• _WHAT IS REQUIRED_
Scan the data below. Pull out each line where "муниципальных" occurs.

• _DATA PROVIDED_

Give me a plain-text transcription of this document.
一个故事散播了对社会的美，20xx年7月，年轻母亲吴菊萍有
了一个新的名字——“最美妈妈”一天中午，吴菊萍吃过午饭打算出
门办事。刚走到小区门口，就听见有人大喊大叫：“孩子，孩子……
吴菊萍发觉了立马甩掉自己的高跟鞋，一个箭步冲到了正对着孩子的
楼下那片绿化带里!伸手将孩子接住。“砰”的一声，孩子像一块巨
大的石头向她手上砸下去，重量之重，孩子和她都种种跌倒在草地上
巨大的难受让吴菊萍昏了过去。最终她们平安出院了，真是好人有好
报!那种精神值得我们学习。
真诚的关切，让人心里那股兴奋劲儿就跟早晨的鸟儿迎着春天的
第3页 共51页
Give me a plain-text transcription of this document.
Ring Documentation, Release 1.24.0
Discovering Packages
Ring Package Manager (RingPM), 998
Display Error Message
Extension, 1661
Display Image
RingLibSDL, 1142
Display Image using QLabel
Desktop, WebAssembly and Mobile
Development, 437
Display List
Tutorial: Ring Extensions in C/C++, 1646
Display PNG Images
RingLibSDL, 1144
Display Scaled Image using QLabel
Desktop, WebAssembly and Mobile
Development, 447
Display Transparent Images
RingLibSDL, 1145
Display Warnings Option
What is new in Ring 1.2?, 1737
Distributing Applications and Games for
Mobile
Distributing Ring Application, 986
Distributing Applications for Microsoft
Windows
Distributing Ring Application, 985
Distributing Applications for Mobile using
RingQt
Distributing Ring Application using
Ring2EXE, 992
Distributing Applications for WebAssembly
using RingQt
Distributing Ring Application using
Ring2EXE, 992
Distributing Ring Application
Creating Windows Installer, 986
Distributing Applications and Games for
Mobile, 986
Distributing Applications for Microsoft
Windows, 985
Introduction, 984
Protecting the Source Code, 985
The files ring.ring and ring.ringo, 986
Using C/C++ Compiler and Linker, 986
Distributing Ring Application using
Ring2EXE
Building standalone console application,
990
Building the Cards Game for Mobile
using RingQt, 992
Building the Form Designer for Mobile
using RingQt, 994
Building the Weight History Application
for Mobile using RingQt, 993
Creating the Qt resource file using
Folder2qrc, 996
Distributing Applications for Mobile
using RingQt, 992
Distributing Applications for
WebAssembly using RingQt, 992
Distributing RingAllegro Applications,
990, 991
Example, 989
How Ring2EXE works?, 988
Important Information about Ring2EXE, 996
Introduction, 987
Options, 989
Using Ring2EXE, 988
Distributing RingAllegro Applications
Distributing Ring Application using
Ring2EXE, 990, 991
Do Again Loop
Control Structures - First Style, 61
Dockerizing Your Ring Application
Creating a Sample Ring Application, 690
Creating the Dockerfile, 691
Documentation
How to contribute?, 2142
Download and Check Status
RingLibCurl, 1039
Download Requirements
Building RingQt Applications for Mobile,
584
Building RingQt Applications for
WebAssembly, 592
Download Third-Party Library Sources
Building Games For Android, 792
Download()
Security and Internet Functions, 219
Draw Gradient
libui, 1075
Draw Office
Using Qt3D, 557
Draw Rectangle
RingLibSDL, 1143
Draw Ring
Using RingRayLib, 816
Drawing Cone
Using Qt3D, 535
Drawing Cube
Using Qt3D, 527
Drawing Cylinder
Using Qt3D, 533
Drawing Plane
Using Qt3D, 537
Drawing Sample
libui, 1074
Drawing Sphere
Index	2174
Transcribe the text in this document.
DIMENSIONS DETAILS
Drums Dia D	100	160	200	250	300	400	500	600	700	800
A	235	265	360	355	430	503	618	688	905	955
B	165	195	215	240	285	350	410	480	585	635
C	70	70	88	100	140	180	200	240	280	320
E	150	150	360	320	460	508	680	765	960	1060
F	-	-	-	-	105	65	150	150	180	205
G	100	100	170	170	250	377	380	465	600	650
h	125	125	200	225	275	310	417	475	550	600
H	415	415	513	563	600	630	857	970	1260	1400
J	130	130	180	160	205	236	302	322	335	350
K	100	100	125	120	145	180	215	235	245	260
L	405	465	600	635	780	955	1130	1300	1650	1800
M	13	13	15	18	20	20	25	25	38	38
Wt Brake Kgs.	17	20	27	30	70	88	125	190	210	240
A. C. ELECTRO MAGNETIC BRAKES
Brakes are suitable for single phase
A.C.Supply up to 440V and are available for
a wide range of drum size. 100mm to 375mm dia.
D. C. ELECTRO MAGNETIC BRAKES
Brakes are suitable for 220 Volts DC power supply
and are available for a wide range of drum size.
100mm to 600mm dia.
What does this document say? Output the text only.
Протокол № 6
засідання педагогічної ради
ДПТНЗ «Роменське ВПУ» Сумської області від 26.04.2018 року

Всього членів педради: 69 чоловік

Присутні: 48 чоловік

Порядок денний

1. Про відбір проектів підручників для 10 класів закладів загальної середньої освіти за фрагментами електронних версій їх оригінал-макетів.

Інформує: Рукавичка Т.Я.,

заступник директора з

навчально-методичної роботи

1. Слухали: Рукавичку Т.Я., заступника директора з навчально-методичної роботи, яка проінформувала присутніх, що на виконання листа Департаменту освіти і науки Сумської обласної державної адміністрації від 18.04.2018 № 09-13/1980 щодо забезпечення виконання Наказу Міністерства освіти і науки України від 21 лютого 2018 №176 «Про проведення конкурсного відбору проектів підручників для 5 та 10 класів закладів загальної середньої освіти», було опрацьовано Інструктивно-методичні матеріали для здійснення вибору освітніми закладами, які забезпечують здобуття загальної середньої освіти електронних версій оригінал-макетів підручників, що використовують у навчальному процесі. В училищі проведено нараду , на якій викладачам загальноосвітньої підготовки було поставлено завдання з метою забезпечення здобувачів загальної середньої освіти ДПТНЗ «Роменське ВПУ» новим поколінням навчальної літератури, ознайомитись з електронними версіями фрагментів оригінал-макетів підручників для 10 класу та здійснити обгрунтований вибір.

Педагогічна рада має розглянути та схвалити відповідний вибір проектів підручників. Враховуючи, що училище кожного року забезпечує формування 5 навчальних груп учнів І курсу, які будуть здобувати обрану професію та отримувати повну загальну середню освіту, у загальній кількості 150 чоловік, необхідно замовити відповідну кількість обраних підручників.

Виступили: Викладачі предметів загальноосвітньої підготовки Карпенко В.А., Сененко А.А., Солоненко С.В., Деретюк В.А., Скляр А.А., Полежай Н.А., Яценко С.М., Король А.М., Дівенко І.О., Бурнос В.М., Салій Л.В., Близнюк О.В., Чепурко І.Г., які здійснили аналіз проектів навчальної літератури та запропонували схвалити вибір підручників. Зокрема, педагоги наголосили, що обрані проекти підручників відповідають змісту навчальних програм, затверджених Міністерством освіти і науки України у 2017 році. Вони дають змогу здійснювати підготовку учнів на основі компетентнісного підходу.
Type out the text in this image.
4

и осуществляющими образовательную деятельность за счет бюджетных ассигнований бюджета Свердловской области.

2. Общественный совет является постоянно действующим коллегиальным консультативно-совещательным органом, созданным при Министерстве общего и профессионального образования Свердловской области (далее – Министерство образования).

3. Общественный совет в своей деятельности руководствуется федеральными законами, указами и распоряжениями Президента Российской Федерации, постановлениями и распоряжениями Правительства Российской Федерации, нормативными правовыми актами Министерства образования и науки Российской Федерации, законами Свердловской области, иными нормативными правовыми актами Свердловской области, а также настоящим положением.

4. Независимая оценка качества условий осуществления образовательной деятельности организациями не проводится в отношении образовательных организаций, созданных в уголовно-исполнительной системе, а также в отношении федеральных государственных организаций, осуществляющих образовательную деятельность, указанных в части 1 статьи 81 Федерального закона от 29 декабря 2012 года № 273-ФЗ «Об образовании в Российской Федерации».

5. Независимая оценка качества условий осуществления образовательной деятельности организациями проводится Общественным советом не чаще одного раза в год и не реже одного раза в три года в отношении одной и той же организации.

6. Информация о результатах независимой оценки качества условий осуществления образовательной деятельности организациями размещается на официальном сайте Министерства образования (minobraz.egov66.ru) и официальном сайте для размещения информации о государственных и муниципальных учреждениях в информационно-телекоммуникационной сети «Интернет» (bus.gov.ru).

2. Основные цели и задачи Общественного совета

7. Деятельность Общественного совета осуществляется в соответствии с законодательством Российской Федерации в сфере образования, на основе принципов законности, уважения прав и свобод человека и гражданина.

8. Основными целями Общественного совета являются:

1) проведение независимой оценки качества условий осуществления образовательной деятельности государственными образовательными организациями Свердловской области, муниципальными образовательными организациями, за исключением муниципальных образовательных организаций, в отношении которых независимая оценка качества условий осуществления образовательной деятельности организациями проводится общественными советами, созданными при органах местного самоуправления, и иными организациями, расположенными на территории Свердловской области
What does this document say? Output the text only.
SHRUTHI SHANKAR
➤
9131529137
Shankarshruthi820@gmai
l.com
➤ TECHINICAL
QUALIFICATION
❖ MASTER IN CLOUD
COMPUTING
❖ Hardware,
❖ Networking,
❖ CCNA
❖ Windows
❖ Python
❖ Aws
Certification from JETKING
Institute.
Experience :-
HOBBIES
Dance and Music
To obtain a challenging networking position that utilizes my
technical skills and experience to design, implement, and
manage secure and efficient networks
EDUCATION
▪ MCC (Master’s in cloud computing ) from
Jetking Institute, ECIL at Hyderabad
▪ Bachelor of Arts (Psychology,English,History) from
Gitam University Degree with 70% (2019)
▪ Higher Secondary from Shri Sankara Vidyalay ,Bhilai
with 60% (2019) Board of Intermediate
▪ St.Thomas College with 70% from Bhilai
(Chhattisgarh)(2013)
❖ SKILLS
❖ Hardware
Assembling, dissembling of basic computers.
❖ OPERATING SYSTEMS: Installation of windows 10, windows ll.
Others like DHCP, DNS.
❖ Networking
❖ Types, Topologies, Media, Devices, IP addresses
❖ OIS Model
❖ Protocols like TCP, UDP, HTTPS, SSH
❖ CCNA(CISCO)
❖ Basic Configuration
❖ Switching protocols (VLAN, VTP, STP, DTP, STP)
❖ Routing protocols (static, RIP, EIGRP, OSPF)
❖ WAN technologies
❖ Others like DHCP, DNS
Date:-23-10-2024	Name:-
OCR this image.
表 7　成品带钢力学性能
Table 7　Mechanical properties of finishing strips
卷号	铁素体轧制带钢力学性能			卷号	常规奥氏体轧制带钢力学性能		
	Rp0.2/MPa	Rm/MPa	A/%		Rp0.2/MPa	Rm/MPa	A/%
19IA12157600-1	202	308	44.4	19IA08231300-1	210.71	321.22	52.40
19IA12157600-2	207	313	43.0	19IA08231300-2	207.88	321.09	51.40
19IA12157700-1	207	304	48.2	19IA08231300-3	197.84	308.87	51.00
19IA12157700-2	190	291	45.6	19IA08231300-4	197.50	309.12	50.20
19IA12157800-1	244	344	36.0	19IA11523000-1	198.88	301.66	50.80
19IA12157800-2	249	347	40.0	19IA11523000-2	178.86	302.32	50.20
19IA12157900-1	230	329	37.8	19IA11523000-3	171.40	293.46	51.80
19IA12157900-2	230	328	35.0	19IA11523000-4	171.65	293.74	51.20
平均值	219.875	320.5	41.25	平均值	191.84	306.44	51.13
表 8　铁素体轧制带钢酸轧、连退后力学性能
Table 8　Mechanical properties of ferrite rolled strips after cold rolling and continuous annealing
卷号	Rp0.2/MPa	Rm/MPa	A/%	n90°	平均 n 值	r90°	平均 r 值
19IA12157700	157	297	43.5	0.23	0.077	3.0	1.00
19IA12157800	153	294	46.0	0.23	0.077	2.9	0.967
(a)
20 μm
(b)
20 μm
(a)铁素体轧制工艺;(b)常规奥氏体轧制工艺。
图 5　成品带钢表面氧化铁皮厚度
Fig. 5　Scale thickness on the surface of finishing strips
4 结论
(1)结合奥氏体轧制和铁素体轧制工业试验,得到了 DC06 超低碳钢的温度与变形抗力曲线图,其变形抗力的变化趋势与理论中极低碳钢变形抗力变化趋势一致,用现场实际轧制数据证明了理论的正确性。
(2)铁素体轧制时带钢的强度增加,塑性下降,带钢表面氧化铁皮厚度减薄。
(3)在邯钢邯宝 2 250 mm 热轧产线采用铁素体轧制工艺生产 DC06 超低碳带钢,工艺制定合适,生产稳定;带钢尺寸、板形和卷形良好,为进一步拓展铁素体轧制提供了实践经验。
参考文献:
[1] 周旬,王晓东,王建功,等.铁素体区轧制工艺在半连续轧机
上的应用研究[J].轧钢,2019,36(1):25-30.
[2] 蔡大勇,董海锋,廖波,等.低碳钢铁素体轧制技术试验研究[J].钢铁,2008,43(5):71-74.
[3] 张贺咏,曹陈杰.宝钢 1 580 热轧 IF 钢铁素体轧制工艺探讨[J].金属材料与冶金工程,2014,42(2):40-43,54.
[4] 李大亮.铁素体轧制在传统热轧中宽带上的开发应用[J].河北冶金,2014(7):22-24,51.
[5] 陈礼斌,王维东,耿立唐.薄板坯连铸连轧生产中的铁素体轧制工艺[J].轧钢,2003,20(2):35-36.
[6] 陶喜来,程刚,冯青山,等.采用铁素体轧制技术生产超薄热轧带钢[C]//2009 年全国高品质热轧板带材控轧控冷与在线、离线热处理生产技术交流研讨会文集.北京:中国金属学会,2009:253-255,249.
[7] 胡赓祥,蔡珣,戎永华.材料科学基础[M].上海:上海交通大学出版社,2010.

• _TASK ANSWER_
6. Информация о результатах независимой оценки качества условий осуществления образовательной деятельности организациями размещается на официальном сайте Министерства образования (minobraz.egov66.ru) и официальном сайте для размещения информации о государственных и муниципальных учреждениях в информационно-телекоммуникационной сети «Интернет» (bus.gov.ru).
1) проведение независимой оценки качества условий осуществления образовательной деятельности государственными образовательными организациями Свердловской области, муниципальными образовательными организациями, за исключением муниципальных образовательных организаций, в отношении которых независимая оценка качества условий осуществления образовательной деятельности организациями проводится общественными советами, созданными при органах местного самоуправления, и иными организациями, расположенными на территории Свердловской области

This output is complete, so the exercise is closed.